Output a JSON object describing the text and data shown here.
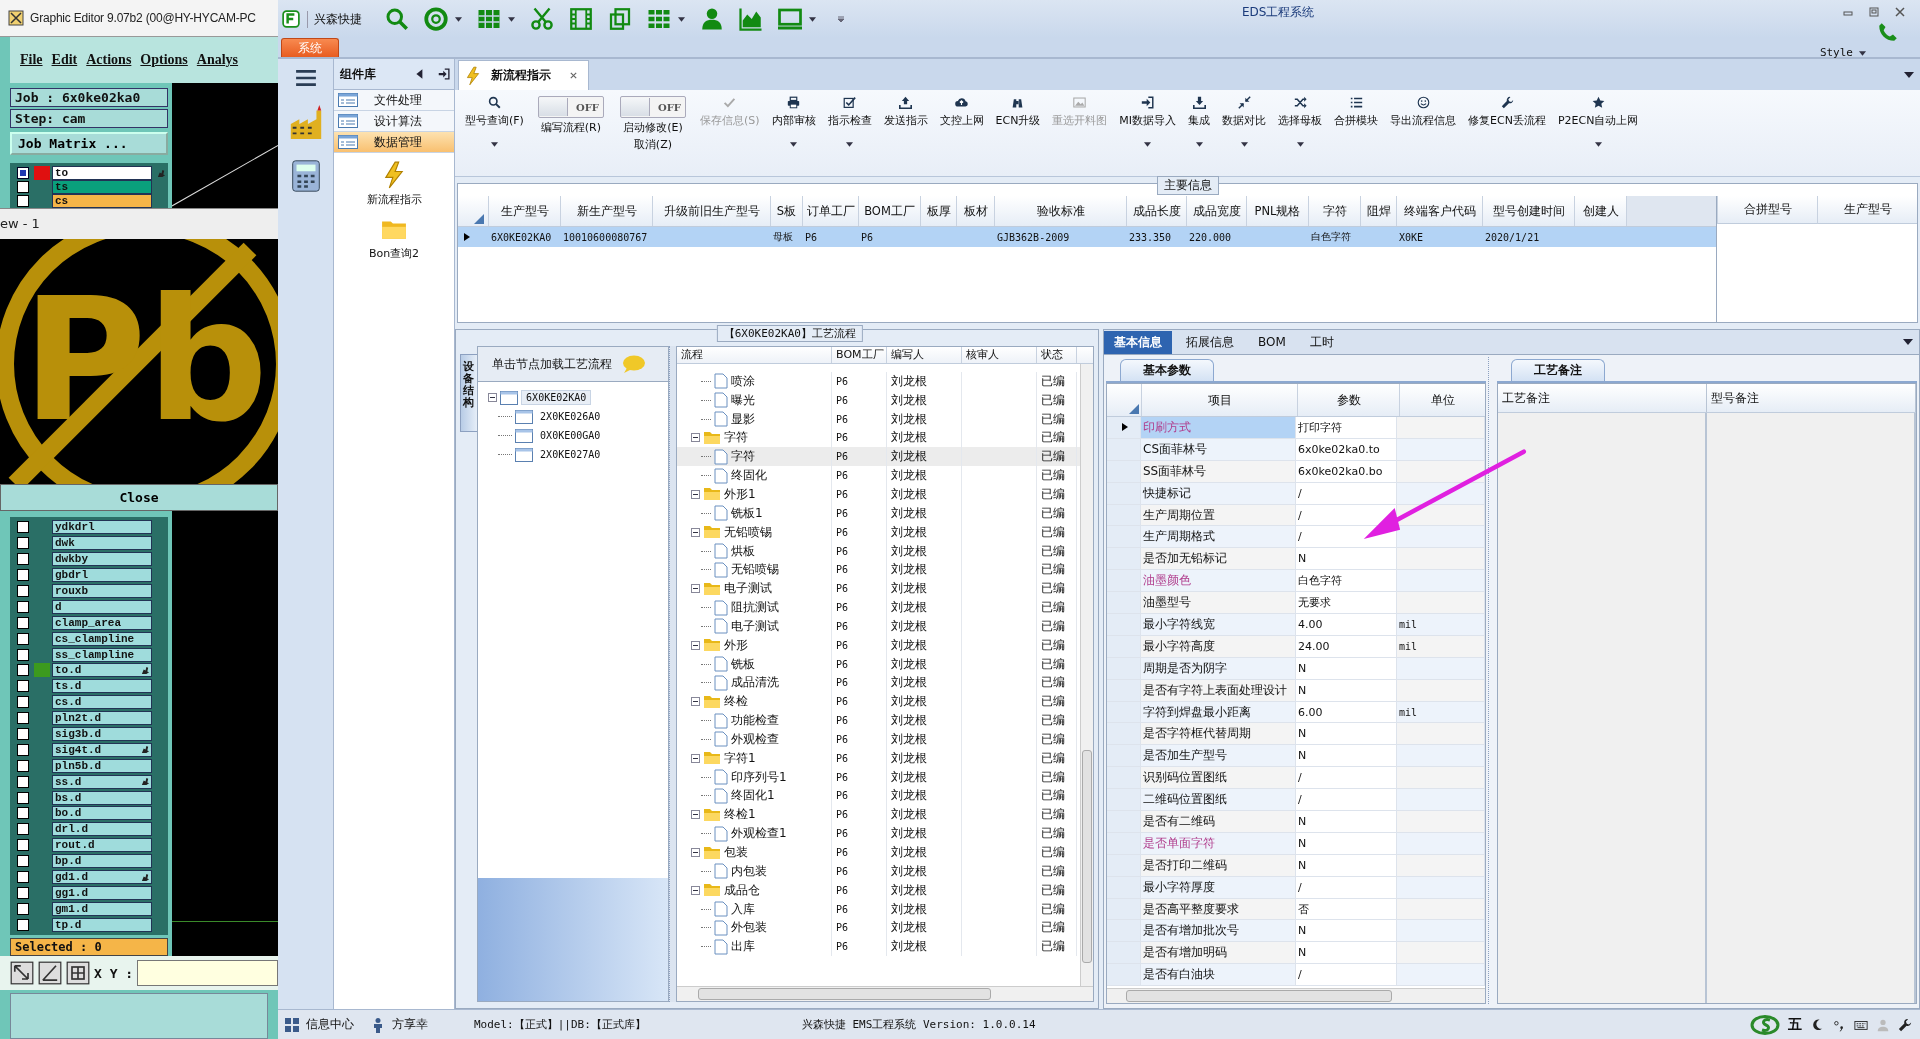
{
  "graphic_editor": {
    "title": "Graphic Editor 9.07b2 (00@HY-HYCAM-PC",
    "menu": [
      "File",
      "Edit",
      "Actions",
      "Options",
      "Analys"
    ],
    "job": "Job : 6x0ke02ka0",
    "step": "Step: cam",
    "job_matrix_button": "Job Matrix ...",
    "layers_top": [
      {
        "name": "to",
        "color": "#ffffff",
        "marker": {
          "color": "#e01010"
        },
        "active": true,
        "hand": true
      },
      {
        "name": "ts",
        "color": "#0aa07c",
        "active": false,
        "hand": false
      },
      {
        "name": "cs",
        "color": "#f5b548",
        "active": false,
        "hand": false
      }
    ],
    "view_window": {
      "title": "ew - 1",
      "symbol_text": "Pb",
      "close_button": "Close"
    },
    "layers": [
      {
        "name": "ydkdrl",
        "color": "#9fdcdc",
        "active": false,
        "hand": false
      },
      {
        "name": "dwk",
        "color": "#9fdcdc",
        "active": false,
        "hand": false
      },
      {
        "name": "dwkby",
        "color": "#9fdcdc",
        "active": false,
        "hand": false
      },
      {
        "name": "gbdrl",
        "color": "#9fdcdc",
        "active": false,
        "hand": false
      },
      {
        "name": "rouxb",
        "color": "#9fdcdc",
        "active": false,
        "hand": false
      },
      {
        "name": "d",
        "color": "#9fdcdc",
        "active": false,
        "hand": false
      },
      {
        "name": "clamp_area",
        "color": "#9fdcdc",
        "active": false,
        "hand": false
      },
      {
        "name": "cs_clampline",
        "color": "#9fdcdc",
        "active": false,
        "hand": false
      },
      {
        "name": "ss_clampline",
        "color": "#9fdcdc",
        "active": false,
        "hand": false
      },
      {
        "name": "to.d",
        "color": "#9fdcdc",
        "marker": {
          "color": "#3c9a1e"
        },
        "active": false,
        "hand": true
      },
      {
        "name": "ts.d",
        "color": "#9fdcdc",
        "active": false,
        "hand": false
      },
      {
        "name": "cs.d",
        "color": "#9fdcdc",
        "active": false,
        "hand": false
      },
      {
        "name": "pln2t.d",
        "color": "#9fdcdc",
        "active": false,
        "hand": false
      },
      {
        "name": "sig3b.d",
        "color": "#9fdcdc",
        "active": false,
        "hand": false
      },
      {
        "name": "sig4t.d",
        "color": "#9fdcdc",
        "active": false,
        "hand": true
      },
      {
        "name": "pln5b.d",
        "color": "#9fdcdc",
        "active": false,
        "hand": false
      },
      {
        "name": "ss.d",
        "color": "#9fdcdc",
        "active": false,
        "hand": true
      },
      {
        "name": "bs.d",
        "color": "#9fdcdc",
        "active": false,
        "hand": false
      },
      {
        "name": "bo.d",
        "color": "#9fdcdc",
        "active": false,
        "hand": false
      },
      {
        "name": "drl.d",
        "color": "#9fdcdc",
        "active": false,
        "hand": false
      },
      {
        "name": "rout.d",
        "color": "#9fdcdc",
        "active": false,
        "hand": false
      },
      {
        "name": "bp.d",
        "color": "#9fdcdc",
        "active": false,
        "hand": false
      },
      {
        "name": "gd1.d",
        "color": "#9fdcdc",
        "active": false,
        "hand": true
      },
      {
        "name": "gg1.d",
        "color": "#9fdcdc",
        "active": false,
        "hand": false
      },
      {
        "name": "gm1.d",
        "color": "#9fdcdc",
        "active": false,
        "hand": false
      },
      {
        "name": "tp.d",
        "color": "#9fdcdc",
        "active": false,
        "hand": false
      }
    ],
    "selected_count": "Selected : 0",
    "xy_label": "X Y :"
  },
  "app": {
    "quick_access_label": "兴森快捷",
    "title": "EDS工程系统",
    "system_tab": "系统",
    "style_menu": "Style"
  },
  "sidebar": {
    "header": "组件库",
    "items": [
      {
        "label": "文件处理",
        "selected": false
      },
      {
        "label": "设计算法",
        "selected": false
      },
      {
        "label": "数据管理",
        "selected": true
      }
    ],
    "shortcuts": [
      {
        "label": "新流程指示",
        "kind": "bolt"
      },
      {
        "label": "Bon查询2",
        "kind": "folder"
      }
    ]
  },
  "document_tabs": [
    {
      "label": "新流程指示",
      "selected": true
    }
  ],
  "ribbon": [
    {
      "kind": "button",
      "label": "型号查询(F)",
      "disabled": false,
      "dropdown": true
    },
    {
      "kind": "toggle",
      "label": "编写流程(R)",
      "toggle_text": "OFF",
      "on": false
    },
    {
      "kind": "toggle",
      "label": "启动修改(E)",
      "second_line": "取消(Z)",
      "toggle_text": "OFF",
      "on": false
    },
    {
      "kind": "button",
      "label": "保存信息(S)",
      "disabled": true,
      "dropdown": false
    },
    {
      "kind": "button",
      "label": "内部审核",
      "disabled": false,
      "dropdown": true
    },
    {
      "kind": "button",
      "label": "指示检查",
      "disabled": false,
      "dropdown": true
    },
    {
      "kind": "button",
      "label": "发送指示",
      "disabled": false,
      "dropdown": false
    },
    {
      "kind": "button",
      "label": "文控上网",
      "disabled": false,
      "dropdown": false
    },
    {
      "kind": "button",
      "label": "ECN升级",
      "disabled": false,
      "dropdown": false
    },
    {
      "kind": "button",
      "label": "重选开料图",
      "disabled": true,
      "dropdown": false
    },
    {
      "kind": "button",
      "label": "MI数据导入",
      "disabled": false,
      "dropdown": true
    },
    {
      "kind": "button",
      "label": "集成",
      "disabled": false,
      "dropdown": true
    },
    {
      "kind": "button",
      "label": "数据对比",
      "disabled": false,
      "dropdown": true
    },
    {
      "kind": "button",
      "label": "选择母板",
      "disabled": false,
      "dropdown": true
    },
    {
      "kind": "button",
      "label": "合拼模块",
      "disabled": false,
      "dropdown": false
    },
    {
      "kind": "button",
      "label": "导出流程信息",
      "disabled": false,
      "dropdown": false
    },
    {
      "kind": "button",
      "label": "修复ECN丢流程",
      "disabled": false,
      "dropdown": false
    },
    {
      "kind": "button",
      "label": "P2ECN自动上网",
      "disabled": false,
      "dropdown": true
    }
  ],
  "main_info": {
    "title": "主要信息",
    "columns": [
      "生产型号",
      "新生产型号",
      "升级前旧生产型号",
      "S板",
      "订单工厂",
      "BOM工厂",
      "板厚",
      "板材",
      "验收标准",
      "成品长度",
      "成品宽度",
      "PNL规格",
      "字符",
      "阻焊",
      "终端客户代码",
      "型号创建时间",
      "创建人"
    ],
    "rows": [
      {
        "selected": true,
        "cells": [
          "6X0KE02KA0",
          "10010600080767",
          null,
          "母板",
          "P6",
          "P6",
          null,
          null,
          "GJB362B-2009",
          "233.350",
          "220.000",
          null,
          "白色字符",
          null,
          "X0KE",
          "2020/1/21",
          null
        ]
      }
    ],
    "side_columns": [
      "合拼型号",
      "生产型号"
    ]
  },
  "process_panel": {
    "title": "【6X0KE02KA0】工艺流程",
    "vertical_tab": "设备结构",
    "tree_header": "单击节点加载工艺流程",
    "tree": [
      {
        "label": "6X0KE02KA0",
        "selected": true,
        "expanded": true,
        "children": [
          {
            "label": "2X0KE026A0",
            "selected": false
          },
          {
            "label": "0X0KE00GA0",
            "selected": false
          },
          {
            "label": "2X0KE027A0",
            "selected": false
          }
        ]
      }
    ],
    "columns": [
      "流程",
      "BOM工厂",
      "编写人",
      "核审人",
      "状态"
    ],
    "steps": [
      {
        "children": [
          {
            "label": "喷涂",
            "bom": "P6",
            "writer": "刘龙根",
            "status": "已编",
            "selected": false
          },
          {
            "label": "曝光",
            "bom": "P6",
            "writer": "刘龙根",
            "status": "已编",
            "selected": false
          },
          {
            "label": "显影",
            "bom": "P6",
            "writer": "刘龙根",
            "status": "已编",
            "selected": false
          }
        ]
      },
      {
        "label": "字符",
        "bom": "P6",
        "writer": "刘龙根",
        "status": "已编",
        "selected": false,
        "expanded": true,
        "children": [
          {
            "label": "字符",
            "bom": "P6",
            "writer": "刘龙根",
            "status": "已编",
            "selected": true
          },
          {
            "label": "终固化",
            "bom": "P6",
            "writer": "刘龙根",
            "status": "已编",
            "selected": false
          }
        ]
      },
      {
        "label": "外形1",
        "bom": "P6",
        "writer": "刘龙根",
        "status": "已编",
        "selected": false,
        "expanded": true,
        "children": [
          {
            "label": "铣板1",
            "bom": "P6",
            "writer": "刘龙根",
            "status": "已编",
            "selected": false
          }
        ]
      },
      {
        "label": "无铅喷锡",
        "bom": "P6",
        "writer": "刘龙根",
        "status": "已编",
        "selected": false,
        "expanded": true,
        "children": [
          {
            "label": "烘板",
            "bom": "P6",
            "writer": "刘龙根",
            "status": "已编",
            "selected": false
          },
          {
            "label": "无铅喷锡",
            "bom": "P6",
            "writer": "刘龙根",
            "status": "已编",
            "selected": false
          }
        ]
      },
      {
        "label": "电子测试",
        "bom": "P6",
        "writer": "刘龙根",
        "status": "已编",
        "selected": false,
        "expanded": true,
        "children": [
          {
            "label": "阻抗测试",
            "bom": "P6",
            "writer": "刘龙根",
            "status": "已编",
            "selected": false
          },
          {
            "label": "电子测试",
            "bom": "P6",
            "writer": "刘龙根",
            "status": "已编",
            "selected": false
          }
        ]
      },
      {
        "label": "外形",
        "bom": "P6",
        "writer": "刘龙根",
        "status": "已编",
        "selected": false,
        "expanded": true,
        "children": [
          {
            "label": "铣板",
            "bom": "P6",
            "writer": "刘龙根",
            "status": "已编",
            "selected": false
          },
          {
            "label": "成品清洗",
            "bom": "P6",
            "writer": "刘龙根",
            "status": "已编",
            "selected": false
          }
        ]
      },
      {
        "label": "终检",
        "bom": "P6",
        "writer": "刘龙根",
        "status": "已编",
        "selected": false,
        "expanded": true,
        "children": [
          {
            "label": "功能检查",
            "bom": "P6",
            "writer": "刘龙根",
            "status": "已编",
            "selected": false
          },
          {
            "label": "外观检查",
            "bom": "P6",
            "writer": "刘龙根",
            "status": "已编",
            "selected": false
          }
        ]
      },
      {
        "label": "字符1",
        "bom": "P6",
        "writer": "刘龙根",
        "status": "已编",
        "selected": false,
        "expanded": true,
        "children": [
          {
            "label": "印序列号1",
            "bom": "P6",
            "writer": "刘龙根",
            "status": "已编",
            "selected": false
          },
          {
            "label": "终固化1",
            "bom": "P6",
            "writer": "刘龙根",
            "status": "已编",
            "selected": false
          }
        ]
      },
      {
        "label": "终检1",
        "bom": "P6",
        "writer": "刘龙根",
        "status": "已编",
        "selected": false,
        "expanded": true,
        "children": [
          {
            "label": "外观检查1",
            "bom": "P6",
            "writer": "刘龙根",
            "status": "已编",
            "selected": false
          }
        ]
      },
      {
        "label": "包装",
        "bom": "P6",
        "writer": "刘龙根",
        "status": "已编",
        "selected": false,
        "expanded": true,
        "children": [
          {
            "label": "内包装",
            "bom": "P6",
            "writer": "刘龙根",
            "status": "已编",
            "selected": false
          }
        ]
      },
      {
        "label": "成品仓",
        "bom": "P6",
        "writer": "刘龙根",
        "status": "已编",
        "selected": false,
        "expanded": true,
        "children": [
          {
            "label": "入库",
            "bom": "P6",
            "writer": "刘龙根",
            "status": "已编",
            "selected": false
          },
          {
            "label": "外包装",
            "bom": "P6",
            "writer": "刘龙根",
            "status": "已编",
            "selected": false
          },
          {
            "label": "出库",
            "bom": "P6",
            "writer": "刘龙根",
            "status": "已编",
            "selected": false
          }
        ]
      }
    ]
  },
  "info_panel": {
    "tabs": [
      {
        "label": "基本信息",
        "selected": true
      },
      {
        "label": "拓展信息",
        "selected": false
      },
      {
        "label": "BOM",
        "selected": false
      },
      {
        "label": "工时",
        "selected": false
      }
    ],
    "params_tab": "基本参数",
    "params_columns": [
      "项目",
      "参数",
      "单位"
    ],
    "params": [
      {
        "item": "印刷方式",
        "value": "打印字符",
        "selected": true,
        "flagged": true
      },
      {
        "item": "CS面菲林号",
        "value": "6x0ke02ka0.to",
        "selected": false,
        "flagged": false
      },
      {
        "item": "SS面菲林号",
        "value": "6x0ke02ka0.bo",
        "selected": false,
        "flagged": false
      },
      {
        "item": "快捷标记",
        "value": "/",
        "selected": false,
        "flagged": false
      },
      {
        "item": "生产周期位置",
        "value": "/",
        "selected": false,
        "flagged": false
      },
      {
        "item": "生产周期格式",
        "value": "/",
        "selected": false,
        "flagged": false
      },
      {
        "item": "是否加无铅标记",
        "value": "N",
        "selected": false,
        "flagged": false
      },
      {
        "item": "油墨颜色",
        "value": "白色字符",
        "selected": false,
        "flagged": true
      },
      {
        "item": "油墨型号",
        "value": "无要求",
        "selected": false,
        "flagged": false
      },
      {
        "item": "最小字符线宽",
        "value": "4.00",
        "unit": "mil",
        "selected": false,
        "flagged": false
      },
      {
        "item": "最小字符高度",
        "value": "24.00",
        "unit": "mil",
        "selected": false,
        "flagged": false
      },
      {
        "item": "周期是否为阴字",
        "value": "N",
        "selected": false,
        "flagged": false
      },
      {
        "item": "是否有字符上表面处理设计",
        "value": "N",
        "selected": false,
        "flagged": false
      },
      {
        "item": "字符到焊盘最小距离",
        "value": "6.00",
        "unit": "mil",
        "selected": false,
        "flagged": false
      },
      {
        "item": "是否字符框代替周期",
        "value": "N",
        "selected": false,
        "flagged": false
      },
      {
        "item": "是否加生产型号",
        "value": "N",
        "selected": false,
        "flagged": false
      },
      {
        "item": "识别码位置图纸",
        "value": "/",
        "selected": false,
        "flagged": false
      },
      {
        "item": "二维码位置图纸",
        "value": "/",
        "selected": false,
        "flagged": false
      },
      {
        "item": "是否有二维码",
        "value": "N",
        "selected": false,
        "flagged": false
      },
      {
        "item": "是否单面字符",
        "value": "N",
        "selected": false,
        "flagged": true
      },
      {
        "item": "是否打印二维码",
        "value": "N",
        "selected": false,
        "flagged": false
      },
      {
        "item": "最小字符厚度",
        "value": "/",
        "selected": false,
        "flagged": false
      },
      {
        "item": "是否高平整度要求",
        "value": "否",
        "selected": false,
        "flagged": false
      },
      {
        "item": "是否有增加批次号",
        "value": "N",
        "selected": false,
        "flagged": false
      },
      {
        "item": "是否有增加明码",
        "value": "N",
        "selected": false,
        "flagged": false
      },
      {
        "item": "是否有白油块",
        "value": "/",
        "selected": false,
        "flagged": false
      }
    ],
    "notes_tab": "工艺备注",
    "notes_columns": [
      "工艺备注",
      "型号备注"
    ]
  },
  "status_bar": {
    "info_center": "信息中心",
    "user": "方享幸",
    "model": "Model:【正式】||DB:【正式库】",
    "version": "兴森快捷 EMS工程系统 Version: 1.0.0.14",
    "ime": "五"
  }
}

Task: Filter out every line that lacks the word "兴森快捷", and copy the rest.

Solved exercise:
    "quick_access_label": "兴森快捷",
    "version": "兴森快捷 EMS工程系统 Version: 1.0.0.14",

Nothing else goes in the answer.